* **Pedido escrito**
Cite textualmente o trecho do texto sobre o beijo de Rubiales, começando nas palavras "Retomo o tema" e parando depois de "malsinado beijo eloquente.".

Retomo o tema anterior, por considerar o
comentário de José Paulo C.
Castro, sobretudo, uma excelente análise do “escândalo”
erguido aquando do malsinado beijo eloquente.
O beijo da morte
É preocupante quando tudo, até mesmo
um beijo pequeno-burguês, se torna numa náusea pública levada a extremos,
precisando para ser avaliado de empurrarmos o gesto para a censura política e
penal.
RODRIGO ADÃO DA FONSECA, Colunista
OBSERVADOR, 05
set. 2023, 00:1721
“A kiss may ruin a human life”
Oscar Wilde, A Woman of No
Importance (1893)
Num
tempo em que se dava valor às convenções, Lord Illingworth, depois de se
sentar, dirigiu-se à senhora Arbuthnot para lhe desabafar: “A noite passada foi
extremamente desagradável. Aquela rapariga, tola, feita puritana, a fazer todo
um escândalo só porque eu queria beijá-la? Que mal pode existir num beijo?”.
Arbuthnot, virando-se, responde-lhe: “Um beijo pode arruinar uma vida, George
Harford. Eu sei disso. Sei-o demasiado bem”.
Quem
não sabia disso, talvez por não ser dado às literaturas, é Luis Rubiales, o
polémico presidente da Federação espanhola de futebol, em fase de destituição,
que num momento de euforia, após a vitória espectacular da equipa feminina
espanhola no campeonato do mundo de futebol, decidiu presentear uma das suas
jogadoras, Jenni Hermoso, com um
lambuzado “chocho”.
Luis
Rubiales tem-se defendido, dizendo que nada fez de mal, que tudo não passou de
um “consentido beijo”. E, não há como negar, desde tempos imemoriais que o
beijo tem sido um símbolo profundamente entrelaçado com a experiência humana. Nas
páginas da literatura, nos écrãs de cinema, nos momentos mais íntimos ou nas
ocasiões formais, o beijo tem sido usado para expressar uma miríade de emoções.
Há
beijos que contam uma história, representam uma emoção e reflectem as nuances
do humano. Um beijo pode ser também um sinal casual de cumprimento, uma
expressão de amor ou uma demonstração de respeito – ou simplesmente uma
cretinice de um homem rasca de meia-idade, deslumbrado consigo próprio.

* **Material fornecido**
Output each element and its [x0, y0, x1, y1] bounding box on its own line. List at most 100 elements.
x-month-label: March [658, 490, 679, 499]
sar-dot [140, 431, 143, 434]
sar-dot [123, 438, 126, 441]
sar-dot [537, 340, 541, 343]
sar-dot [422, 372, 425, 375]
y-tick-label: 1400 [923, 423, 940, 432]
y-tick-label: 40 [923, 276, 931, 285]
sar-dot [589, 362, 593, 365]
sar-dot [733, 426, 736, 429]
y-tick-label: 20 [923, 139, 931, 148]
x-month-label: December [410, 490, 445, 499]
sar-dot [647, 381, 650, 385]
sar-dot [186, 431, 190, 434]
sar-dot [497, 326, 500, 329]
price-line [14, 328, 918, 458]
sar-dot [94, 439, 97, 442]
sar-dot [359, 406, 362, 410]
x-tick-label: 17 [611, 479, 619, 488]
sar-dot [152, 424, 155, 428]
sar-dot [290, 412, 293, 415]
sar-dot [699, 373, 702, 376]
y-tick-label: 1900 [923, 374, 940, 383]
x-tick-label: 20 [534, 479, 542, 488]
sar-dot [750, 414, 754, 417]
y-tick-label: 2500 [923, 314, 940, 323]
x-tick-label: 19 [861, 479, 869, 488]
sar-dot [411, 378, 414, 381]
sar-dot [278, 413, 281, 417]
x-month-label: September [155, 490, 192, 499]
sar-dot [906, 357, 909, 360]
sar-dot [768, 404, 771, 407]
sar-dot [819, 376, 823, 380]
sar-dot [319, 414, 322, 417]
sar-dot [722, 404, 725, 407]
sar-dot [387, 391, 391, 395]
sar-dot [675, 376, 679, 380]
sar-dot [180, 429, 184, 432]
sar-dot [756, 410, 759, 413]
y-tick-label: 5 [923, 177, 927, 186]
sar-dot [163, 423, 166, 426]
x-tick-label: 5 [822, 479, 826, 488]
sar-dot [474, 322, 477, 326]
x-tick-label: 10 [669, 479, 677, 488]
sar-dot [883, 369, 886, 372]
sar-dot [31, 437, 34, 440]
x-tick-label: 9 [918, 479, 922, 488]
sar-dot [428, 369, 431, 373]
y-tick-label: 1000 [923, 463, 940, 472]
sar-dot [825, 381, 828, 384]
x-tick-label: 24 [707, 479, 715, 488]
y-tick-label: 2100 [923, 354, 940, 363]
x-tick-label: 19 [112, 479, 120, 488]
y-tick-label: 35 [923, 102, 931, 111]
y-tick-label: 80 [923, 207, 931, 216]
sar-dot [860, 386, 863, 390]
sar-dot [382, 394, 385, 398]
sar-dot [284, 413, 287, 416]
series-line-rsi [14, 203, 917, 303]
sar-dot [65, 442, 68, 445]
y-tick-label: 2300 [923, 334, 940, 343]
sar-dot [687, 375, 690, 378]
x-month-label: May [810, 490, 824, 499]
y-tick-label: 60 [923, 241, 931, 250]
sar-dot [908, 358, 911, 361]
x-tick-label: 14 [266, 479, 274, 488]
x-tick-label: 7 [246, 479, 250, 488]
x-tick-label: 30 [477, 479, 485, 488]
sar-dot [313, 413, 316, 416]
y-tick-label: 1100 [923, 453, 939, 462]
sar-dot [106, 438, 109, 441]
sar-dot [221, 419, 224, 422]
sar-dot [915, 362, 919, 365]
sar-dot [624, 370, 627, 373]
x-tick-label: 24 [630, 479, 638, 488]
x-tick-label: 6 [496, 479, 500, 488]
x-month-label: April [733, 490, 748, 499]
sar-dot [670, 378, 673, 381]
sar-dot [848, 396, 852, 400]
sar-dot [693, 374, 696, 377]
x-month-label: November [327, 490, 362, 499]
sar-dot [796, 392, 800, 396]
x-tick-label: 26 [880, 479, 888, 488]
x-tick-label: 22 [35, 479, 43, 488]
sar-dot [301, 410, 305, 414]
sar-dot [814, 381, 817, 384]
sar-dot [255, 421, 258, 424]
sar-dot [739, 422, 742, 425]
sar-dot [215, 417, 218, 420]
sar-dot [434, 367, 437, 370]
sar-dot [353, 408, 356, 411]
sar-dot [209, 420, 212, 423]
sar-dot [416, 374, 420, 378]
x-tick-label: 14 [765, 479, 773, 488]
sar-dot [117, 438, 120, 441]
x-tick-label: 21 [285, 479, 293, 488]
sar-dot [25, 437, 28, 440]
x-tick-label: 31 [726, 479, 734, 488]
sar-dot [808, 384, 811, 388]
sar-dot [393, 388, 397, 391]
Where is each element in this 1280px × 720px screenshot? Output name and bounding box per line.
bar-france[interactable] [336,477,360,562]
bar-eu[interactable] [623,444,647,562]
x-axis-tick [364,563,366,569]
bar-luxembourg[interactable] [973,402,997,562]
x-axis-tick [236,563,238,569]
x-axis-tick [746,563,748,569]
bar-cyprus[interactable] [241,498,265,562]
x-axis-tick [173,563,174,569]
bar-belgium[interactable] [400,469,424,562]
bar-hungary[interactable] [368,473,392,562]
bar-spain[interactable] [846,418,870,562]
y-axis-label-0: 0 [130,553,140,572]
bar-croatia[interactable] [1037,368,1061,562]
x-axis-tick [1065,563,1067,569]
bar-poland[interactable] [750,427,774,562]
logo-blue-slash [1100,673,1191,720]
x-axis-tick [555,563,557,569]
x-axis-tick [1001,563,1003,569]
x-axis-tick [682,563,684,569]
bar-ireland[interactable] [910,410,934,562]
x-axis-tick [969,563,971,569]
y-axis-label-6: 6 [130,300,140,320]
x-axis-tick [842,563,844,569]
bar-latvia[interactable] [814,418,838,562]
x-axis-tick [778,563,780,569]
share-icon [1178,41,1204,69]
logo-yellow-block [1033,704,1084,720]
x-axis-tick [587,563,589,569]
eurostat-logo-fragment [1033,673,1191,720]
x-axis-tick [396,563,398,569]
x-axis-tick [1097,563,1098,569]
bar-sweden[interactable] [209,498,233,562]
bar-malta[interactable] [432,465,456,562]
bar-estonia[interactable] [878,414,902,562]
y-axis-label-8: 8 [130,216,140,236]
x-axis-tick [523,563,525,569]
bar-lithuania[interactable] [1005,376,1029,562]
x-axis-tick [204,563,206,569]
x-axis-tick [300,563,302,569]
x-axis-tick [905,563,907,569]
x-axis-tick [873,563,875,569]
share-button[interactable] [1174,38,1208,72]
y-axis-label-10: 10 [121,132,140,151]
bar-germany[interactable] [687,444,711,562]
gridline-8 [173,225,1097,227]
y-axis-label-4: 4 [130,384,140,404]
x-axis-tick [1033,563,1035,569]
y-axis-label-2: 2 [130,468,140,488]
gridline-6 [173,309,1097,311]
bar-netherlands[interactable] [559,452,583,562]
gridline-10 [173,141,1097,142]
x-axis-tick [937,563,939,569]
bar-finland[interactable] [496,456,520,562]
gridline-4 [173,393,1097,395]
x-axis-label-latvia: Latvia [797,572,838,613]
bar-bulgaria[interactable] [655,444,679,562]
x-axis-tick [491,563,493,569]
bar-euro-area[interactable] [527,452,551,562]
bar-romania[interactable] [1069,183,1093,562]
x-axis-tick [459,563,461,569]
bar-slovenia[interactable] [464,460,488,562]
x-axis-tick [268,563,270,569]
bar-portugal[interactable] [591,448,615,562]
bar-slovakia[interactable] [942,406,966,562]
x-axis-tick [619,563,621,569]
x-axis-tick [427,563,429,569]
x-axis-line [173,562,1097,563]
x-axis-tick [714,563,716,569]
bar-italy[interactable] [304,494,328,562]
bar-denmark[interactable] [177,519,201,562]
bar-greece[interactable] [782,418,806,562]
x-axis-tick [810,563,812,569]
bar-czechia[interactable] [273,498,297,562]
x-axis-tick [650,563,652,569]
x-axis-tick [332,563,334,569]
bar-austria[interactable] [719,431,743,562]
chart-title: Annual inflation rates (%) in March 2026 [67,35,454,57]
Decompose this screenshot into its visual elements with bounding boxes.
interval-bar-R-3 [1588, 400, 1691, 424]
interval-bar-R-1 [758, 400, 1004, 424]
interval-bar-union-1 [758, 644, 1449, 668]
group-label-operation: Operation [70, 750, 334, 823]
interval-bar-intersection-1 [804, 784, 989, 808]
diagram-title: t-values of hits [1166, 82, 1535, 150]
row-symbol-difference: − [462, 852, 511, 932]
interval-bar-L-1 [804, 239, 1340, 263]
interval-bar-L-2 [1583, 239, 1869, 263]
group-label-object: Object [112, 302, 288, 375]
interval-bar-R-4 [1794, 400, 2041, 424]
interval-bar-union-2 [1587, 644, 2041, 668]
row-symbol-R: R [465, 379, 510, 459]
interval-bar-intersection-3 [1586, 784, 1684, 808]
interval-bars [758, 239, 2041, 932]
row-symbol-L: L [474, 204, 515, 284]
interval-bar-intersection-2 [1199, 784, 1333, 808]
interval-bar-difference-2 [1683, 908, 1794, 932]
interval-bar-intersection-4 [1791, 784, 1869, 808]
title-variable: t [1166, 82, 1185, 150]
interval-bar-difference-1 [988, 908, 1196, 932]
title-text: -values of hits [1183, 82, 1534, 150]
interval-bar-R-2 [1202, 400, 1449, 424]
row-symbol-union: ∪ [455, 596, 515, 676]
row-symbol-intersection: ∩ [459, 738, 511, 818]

* **Solução detalhada**
Retomo o tema anterior, por considerar o
comentário de José Paulo C.
Castro, sobretudo, uma excelente análise do “escândalo”
erguido aquando do malsinado beijo eloquente.